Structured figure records

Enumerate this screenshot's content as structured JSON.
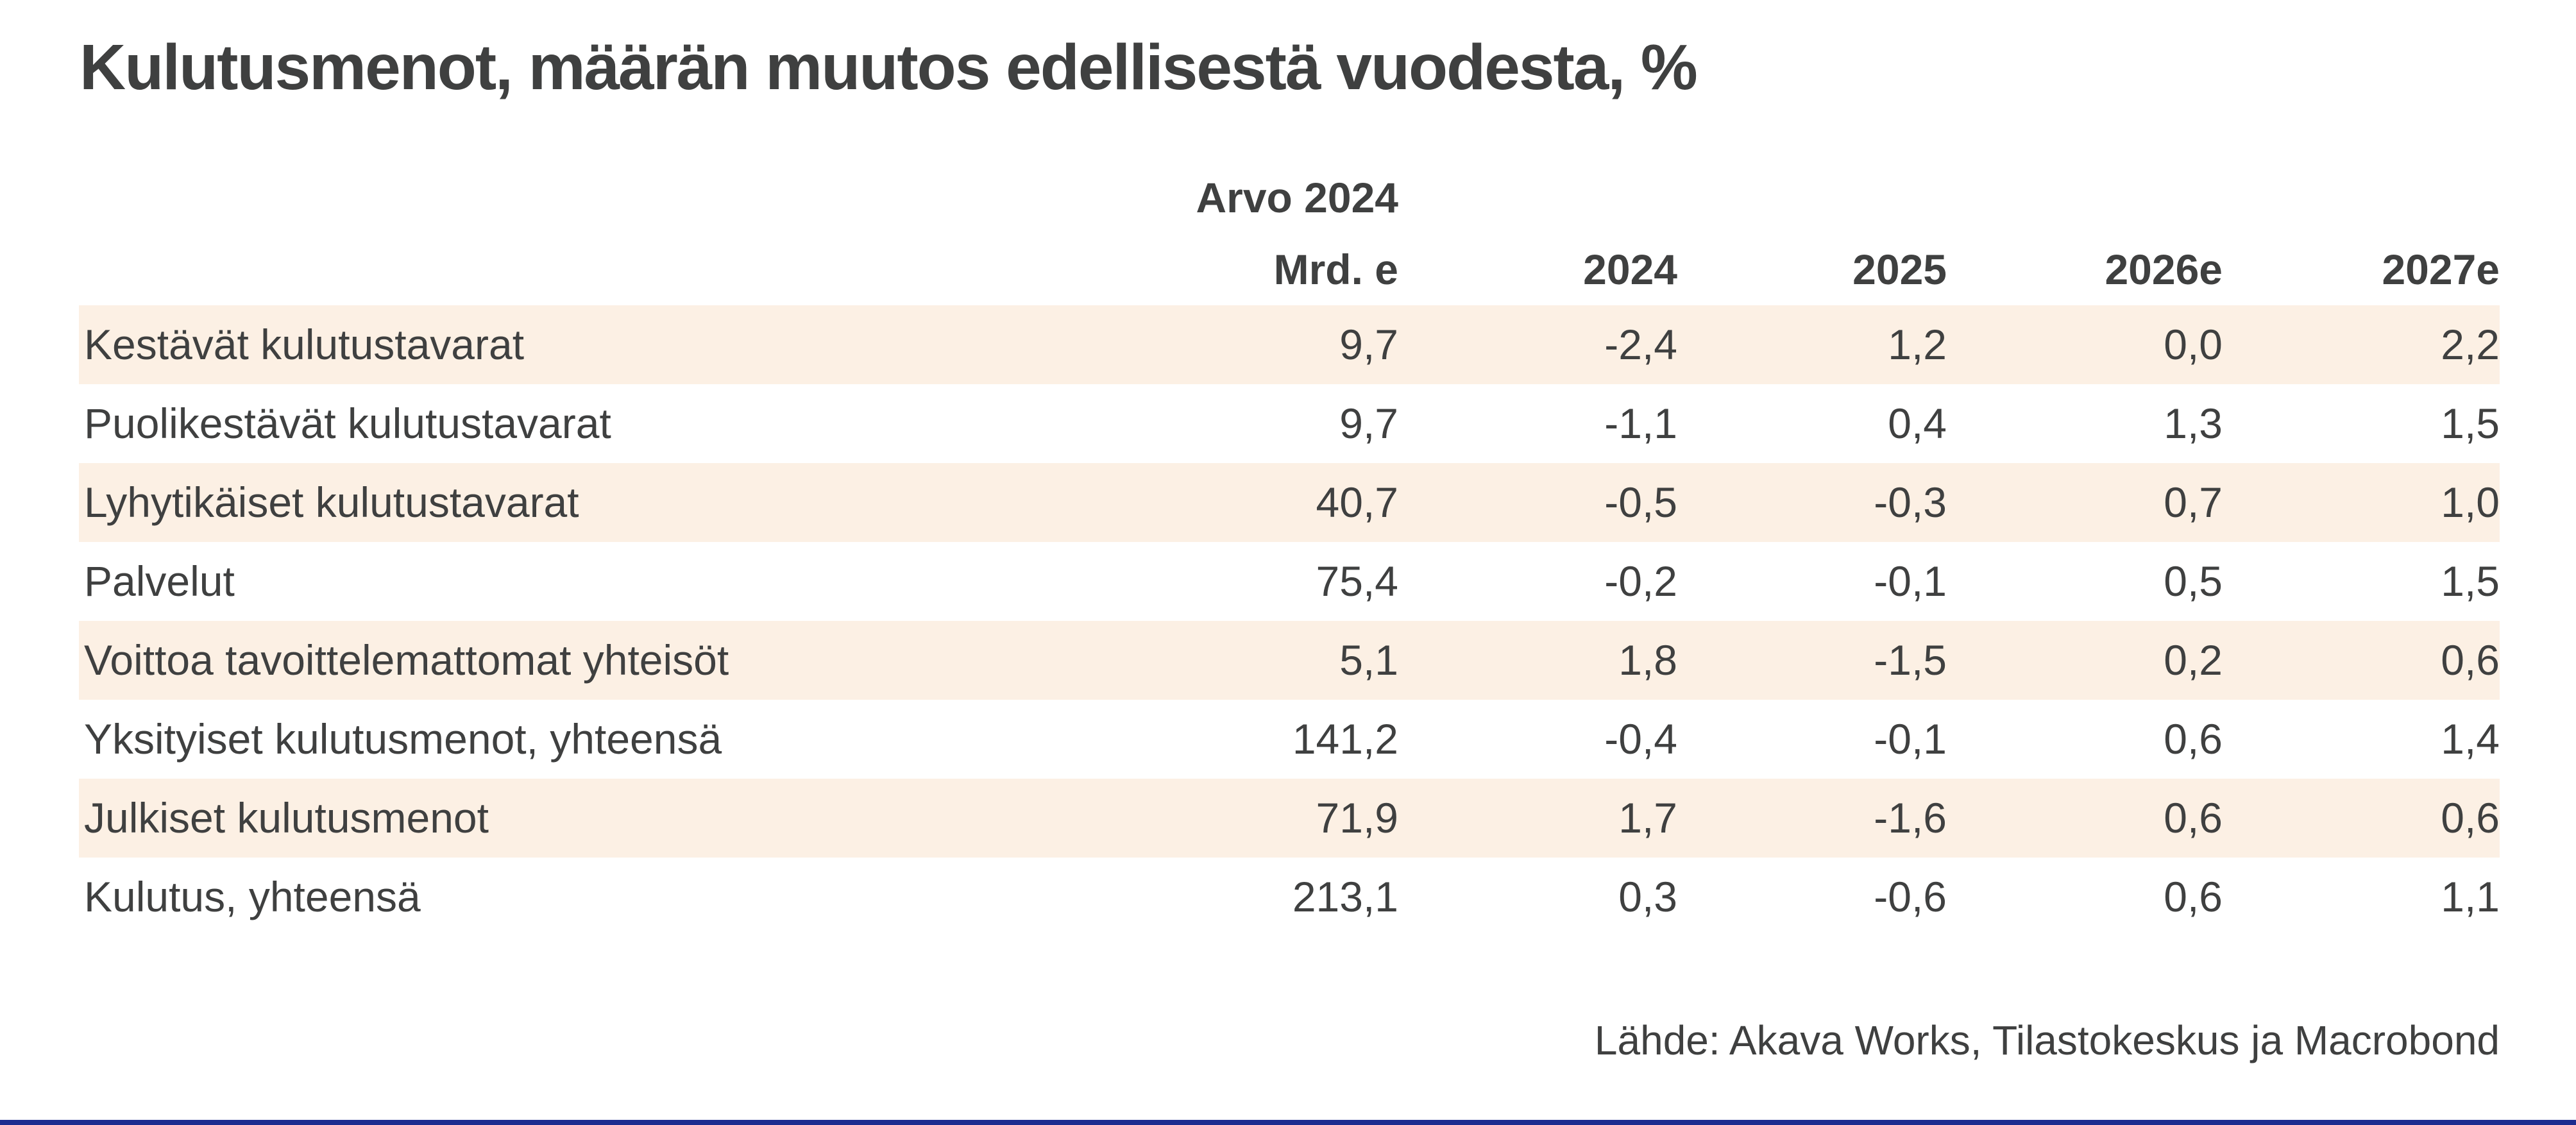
{
  "title": "Kulutusmenot, määrän muutos edellisestä vuodesta, %",
  "table": {
    "header": {
      "value_col_line1": "Arvo 2024",
      "value_col_line2": "Mrd. e",
      "year_cols": [
        "2024",
        "2025",
        "2026e",
        "2027e"
      ]
    },
    "rows": [
      {
        "label": "Kestävät kulutustavarat",
        "values": [
          "9,7",
          "-2,4",
          "1,2",
          "0,0",
          "2,2"
        ]
      },
      {
        "label": "Puolikestävät kulutustavarat",
        "values": [
          "9,7",
          "-1,1",
          "0,4",
          "1,3",
          "1,5"
        ]
      },
      {
        "label": "Lyhytikäiset kulutustavarat",
        "values": [
          "40,7",
          "-0,5",
          "-0,3",
          "0,7",
          "1,0"
        ]
      },
      {
        "label": "Palvelut",
        "values": [
          "75,4",
          "-0,2",
          "-0,1",
          "0,5",
          "1,5"
        ]
      },
      {
        "label": "Voittoa tavoittelemattomat yhteisöt",
        "values": [
          "5,1",
          "1,8",
          "-1,5",
          "0,2",
          "0,6"
        ]
      },
      {
        "label": "Yksityiset kulutusmenot, yhteensä",
        "values": [
          "141,2",
          "-0,4",
          "-0,1",
          "0,6",
          "1,4"
        ]
      },
      {
        "label": "Julkiset kulutusmenot",
        "values": [
          "71,9",
          "1,7",
          "-1,6",
          "0,6",
          "0,6"
        ]
      },
      {
        "label": "Kulutus, yhteensä",
        "values": [
          "213,1",
          "0,3",
          "-0,6",
          "0,6",
          "1,1"
        ]
      }
    ]
  },
  "footer": {
    "source": "Lähde: Akava Works, Tilastokeskus ja Macrobond"
  },
  "colors": {
    "band": "#fcf0e4",
    "text": "#3f4040",
    "accent": "#1c2b8f",
    "background": "#ffffff"
  },
  "chart_data": {
    "type": "table",
    "title": "Kulutusmenot, määrän muutos edellisestä vuodesta, %",
    "columns": [
      "Arvo 2024 Mrd. e",
      "2024",
      "2025",
      "2026e",
      "2027e"
    ],
    "rows": [
      {
        "label": "Kestävät kulutustavarat",
        "values": [
          9.7,
          -2.4,
          1.2,
          0.0,
          2.2
        ]
      },
      {
        "label": "Puolikestävät kulutustavarat",
        "values": [
          9.7,
          -1.1,
          0.4,
          1.3,
          1.5
        ]
      },
      {
        "label": "Lyhytikäiset kulutustavarat",
        "values": [
          40.7,
          -0.5,
          -0.3,
          0.7,
          1.0
        ]
      },
      {
        "label": "Palvelut",
        "values": [
          75.4,
          -0.2,
          -0.1,
          0.5,
          1.5
        ]
      },
      {
        "label": "Voittoa tavoittelemattomat yhteisöt",
        "values": [
          5.1,
          1.8,
          -1.5,
          0.2,
          0.6
        ]
      },
      {
        "label": "Yksityiset kulutusmenot, yhteensä",
        "values": [
          141.2,
          -0.4,
          -0.1,
          0.6,
          1.4
        ]
      },
      {
        "label": "Julkiset kulutusmenot",
        "values": [
          71.9,
          1.7,
          -1.6,
          0.6,
          0.6
        ]
      },
      {
        "label": "Kulutus, yhteensä",
        "values": [
          213.1,
          0.3,
          -0.6,
          0.6,
          1.1
        ]
      }
    ],
    "source": "Lähde: Akava Works, Tilastokeskus ja Macrobond",
    "layout_hints": {
      "zebra_shaded_row_indices": [
        0,
        2,
        4,
        6
      ],
      "values_alignment": "right",
      "grid": "off"
    }
  }
}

_REQUIREMENT:_ Without including any pictures, reproduce the listing exactly.

_TASK SOLUTION:_
Enumerate this screenshot's content as structured JSON.
{
  "title": "Kulutusmenot, määrän muutos edellisestä vuodesta, %",
  "table": {
    "header": {
      "value_col_line1": "Arvo 2024",
      "value_col_line2": "Mrd. e",
      "year_cols": [
        "2024",
        "2025",
        "2026e",
        "2027e"
      ]
    },
    "rows": [
      {
        "label": "Kestävät kulutustavarat",
        "values": [
          "9,7",
          "-2,4",
          "1,2",
          "0,0",
          "2,2"
        ]
      },
      {
        "label": "Puolikestävät kulutustavarat",
        "values": [
          "9,7",
          "-1,1",
          "0,4",
          "1,3",
          "1,5"
        ]
      },
      {
        "label": "Lyhytikäiset kulutustavarat",
        "values": [
          "40,7",
          "-0,5",
          "-0,3",
          "0,7",
          "1,0"
        ]
      },
      {
        "label": "Palvelut",
        "values": [
          "75,4",
          "-0,2",
          "-0,1",
          "0,5",
          "1,5"
        ]
      },
      {
        "label": "Voittoa tavoittelemattomat yhteisöt",
        "values": [
          "5,1",
          "1,8",
          "-1,5",
          "0,2",
          "0,6"
        ]
      },
      {
        "label": "Yksityiset kulutusmenot, yhteensä",
        "values": [
          "141,2",
          "-0,4",
          "-0,1",
          "0,6",
          "1,4"
        ]
      },
      {
        "label": "Julkiset kulutusmenot",
        "values": [
          "71,9",
          "1,7",
          "-1,6",
          "0,6",
          "0,6"
        ]
      },
      {
        "label": "Kulutus, yhteensä",
        "values": [
          "213,1",
          "0,3",
          "-0,6",
          "0,6",
          "1,1"
        ]
      }
    ]
  },
  "footer": {
    "source": "Lähde: Akava Works, Tilastokeskus ja Macrobond"
  },
  "colors": {
    "band": "#fcf0e4",
    "text": "#3f4040",
    "accent": "#1c2b8f",
    "background": "#ffffff"
  },
  "chart_data": {
    "type": "table",
    "title": "Kulutusmenot, määrän muutos edellisestä vuodesta, %",
    "columns": [
      "Arvo 2024 Mrd. e",
      "2024",
      "2025",
      "2026e",
      "2027e"
    ],
    "rows": [
      {
        "label": "Kestävät kulutustavarat",
        "values": [
          9.7,
          -2.4,
          1.2,
          0.0,
          2.2
        ]
      },
      {
        "label": "Puolikestävät kulutustavarat",
        "values": [
          9.7,
          -1.1,
          0.4,
          1.3,
          1.5
        ]
      },
      {
        "label": "Lyhytikäiset kulutustavarat",
        "values": [
          40.7,
          -0.5,
          -0.3,
          0.7,
          1.0
        ]
      },
      {
        "label": "Palvelut",
        "values": [
          75.4,
          -0.2,
          -0.1,
          0.5,
          1.5
        ]
      },
      {
        "label": "Voittoa tavoittelemattomat yhteisöt",
        "values": [
          5.1,
          1.8,
          -1.5,
          0.2,
          0.6
        ]
      },
      {
        "label": "Yksityiset kulutusmenot, yhteensä",
        "values": [
          141.2,
          -0.4,
          -0.1,
          0.6,
          1.4
        ]
      },
      {
        "label": "Julkiset kulutusmenot",
        "values": [
          71.9,
          1.7,
          -1.6,
          0.6,
          0.6
        ]
      },
      {
        "label": "Kulutus, yhteensä",
        "values": [
          213.1,
          0.3,
          -0.6,
          0.6,
          1.1
        ]
      }
    ],
    "source": "Lähde: Akava Works, Tilastokeskus ja Macrobond",
    "layout_hints": {
      "zebra_shaded_row_indices": [
        0,
        2,
        4,
        6
      ],
      "values_alignment": "right",
      "grid": "off"
    }
  }
}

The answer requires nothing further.